[Extracted data entries]
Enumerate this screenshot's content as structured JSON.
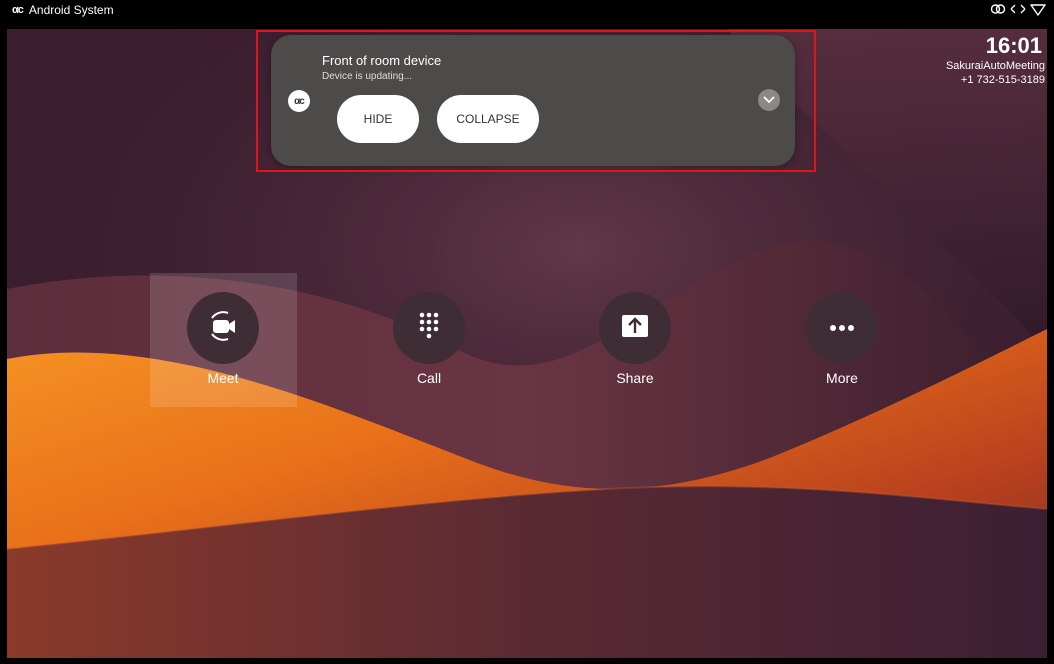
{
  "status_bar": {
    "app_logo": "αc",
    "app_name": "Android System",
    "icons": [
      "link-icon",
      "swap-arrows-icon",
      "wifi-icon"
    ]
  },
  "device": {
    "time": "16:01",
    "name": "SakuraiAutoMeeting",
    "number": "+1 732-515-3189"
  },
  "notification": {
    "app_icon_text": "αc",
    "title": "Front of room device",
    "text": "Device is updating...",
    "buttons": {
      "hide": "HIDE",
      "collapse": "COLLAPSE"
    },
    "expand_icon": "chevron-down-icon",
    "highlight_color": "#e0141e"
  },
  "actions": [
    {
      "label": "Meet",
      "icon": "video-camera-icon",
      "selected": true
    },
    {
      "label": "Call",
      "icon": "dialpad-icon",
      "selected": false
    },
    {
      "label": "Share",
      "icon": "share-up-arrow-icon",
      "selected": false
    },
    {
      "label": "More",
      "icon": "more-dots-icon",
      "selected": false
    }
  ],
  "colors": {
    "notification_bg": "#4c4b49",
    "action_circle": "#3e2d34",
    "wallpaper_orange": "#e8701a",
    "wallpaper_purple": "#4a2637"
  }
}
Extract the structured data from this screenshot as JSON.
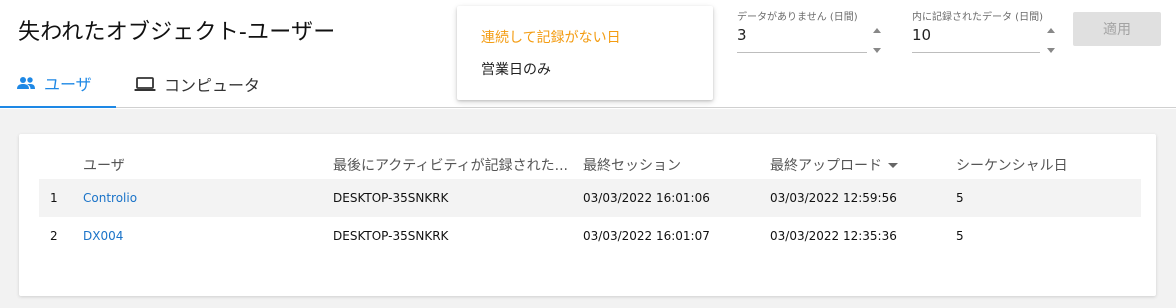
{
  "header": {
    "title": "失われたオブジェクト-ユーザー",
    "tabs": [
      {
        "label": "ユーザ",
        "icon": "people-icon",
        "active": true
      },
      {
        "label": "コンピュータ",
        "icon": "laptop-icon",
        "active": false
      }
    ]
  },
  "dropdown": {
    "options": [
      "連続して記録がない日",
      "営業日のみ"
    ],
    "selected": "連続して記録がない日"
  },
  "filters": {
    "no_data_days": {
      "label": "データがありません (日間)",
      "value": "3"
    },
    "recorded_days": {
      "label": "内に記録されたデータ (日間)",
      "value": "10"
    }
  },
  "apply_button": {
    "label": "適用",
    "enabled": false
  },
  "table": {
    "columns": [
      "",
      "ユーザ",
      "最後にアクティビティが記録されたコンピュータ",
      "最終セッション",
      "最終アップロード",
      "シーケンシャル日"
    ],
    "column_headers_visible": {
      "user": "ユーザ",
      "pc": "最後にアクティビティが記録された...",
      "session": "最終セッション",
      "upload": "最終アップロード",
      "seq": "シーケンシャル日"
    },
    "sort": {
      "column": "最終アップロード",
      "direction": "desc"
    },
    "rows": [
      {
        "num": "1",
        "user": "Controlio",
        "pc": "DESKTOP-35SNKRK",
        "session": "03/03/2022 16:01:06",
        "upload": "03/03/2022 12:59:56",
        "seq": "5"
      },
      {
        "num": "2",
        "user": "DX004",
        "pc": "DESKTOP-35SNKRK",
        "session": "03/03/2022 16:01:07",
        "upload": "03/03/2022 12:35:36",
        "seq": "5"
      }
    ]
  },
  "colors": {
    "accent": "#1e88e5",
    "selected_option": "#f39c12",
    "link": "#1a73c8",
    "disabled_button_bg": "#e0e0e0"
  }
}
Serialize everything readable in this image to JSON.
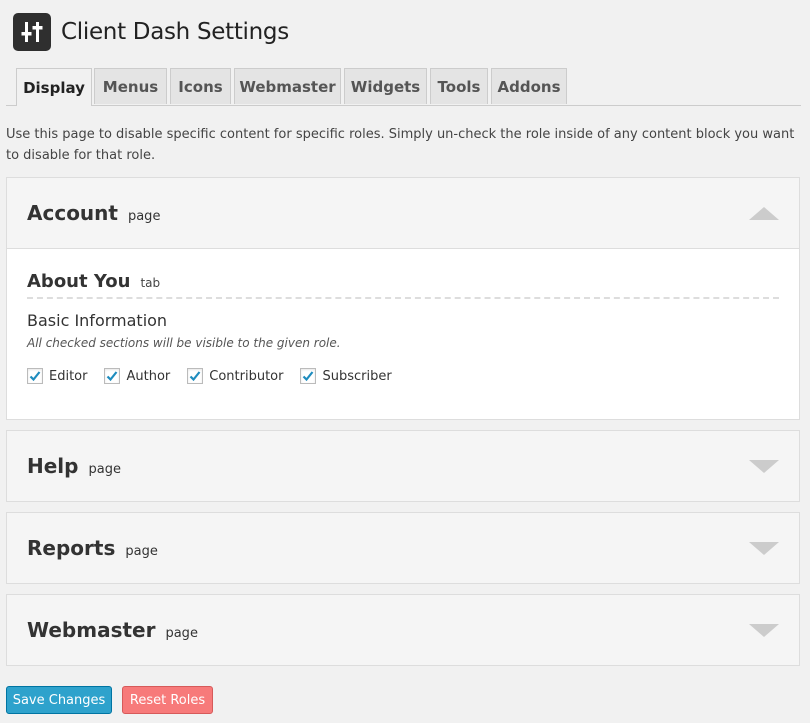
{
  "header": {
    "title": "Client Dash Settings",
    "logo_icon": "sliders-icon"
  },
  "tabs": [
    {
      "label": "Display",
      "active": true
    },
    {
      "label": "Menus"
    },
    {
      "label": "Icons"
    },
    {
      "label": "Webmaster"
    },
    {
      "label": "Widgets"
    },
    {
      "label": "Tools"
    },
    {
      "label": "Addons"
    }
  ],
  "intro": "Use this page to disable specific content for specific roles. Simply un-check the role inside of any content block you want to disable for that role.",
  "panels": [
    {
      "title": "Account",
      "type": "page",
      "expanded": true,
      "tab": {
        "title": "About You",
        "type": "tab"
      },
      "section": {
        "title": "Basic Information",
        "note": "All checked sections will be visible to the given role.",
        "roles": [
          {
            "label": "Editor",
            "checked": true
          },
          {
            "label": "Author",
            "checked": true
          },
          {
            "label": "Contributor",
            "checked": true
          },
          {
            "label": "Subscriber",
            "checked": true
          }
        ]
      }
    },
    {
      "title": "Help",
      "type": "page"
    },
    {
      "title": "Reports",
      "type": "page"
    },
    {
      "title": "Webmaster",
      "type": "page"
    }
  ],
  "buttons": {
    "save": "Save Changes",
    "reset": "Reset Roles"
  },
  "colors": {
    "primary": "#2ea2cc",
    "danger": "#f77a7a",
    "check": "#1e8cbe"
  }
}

[STATED EXERCISE]
Look through the listing above. Pick out each line with "active" and copy it.

[SOLVED EXERCISE]
        "active": true
        "active": false
      "active": true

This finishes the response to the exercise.